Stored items
┌────────

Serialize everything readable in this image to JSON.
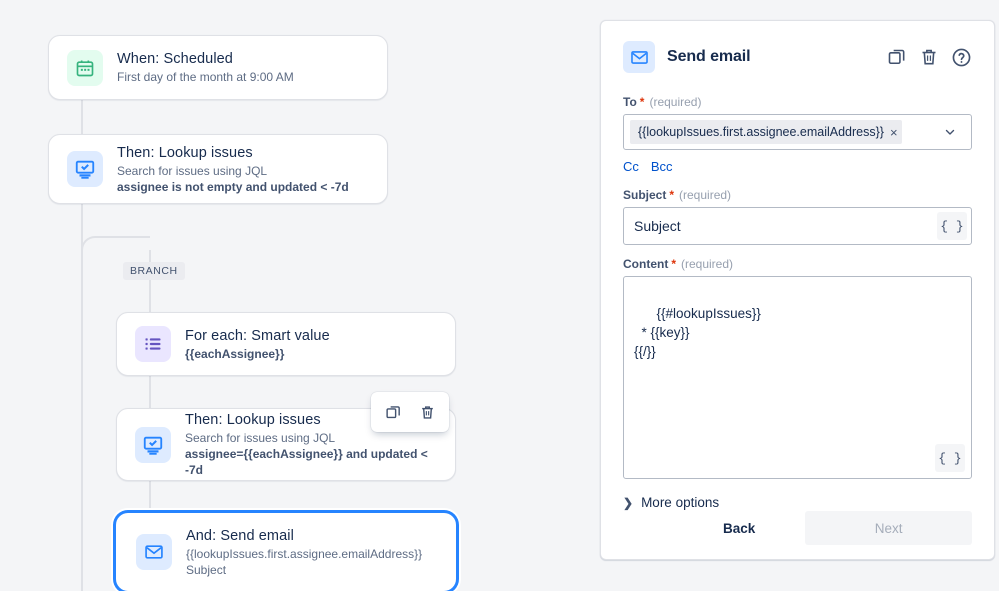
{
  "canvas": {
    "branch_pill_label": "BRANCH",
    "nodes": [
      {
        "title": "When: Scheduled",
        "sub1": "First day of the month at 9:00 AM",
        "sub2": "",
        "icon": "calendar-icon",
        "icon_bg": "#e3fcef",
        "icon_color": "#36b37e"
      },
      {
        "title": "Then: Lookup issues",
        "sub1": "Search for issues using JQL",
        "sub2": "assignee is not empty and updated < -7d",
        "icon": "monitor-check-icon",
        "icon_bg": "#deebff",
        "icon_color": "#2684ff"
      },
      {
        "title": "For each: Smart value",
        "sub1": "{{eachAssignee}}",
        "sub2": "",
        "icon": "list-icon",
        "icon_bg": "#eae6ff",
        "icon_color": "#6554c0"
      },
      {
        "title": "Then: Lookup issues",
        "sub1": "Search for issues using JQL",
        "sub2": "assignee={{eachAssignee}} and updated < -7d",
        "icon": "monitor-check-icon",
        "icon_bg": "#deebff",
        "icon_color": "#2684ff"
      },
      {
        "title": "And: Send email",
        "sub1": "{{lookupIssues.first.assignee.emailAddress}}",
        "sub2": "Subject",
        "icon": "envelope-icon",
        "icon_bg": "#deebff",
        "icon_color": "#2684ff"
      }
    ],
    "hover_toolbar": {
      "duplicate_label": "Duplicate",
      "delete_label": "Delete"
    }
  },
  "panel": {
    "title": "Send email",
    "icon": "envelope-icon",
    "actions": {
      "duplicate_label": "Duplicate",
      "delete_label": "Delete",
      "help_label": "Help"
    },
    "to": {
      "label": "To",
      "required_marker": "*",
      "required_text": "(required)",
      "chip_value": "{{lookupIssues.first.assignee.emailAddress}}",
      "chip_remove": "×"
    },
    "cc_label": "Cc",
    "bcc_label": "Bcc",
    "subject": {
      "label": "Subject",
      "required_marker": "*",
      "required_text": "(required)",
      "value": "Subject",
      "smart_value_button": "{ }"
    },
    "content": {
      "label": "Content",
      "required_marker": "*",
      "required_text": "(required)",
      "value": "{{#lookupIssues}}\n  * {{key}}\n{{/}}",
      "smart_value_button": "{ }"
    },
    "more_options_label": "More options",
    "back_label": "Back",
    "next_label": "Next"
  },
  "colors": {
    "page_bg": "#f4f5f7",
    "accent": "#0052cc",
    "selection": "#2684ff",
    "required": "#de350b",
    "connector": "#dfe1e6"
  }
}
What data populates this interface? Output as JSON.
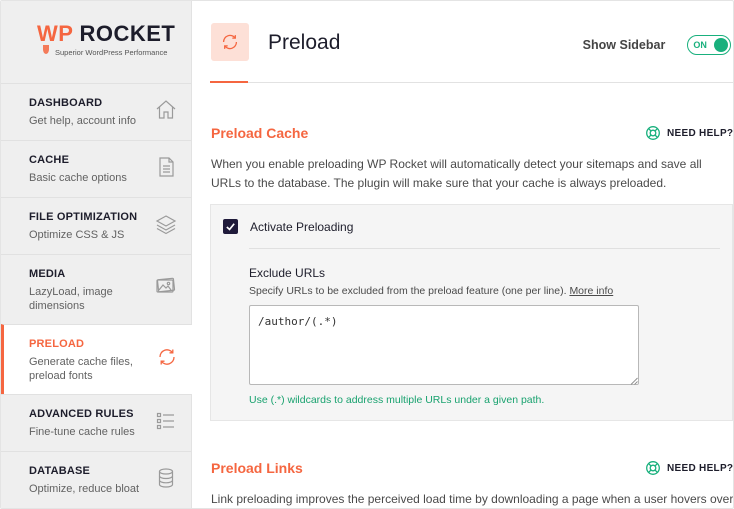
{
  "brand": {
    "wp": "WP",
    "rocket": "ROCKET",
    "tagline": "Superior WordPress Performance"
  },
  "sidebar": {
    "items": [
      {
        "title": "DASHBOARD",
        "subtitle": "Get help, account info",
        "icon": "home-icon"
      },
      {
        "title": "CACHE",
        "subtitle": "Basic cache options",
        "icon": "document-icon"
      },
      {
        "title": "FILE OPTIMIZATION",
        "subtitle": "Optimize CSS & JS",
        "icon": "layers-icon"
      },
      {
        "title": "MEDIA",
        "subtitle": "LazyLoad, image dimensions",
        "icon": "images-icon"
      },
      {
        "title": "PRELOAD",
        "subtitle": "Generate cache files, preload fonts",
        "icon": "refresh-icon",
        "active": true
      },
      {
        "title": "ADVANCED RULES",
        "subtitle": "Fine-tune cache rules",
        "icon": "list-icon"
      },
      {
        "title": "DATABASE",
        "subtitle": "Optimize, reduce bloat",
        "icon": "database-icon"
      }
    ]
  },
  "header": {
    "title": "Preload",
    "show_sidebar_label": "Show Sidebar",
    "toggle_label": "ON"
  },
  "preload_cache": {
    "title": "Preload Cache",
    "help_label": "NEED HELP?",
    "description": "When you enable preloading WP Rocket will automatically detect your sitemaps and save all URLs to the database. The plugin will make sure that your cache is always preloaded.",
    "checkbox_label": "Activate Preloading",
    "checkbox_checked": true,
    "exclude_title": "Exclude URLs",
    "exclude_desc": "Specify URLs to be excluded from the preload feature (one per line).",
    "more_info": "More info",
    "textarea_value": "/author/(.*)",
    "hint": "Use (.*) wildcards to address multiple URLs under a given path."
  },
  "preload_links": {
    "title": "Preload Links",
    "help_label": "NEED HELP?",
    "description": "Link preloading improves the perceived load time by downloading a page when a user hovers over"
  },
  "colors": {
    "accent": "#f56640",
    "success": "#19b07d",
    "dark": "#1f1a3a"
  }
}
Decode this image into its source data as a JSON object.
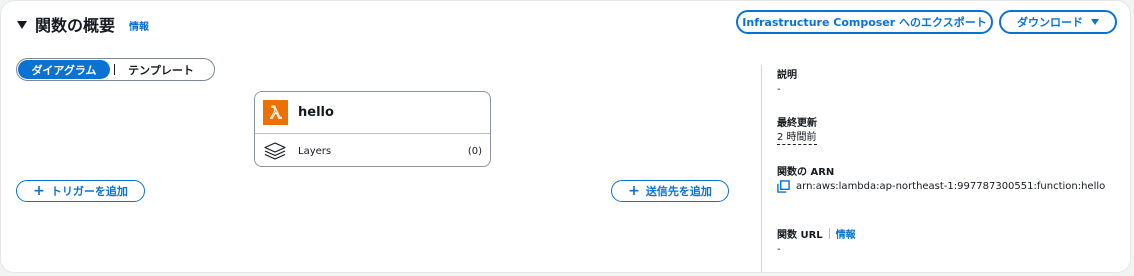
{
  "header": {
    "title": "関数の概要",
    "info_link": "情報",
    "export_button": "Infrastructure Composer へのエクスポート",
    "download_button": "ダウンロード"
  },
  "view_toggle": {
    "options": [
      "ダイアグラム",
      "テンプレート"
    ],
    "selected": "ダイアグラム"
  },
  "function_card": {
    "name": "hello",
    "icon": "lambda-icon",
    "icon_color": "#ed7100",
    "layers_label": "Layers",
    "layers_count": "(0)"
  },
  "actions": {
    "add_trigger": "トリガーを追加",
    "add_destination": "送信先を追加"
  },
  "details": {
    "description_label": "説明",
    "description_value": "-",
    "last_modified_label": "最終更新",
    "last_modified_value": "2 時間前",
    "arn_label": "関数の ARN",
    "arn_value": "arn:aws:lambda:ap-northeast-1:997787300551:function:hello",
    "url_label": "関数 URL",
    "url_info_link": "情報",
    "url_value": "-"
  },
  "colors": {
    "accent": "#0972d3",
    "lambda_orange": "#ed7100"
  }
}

└────────

In the lines above, find each one with "options" and list it.

◆ **ANSWER BELOW**:
    "more_options_label": "More options",
        "subtitle": "Basic cache options",
    "options": [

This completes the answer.